**Exercise directions:** Copy each line of the items below character for character.

**Given records:**
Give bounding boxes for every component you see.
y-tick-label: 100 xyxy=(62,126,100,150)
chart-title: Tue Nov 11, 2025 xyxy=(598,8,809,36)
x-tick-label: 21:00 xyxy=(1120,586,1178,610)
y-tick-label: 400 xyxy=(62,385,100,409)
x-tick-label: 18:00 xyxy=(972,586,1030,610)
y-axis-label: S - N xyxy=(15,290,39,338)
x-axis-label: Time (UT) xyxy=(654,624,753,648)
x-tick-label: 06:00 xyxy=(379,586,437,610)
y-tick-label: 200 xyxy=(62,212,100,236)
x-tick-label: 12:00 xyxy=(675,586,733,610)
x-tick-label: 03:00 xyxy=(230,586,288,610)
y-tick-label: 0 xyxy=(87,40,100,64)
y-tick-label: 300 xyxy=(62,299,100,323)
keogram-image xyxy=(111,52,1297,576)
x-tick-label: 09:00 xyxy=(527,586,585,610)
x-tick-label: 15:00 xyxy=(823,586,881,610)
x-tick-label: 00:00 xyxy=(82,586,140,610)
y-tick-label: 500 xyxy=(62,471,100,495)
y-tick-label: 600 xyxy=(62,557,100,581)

**Output below:**
Give bounding boxes for every component you see.
y-tick-label: 100 xyxy=(62,126,100,150)
chart-title: Tue Nov 11, 2025 xyxy=(598,8,809,36)
x-tick-label: 21:00 xyxy=(1120,586,1178,610)
y-tick-label: 400 xyxy=(62,385,100,409)
x-tick-label: 18:00 xyxy=(972,586,1030,610)
y-axis-label: S - N xyxy=(15,290,39,338)
x-axis-label: Time (UT) xyxy=(654,624,753,648)
x-tick-label: 06:00 xyxy=(379,586,437,610)
y-tick-label: 200 xyxy=(62,212,100,236)
x-tick-label: 12:00 xyxy=(675,586,733,610)
x-tick-label: 03:00 xyxy=(230,586,288,610)
y-tick-label: 0 xyxy=(87,40,100,64)
y-tick-label: 300 xyxy=(62,299,100,323)
keogram-image xyxy=(111,52,1297,576)
x-tick-label: 09:00 xyxy=(527,586,585,610)
x-tick-label: 15:00 xyxy=(823,586,881,610)
x-tick-label: 00:00 xyxy=(82,586,140,610)
y-tick-label: 500 xyxy=(62,471,100,495)
y-tick-label: 600 xyxy=(62,557,100,581)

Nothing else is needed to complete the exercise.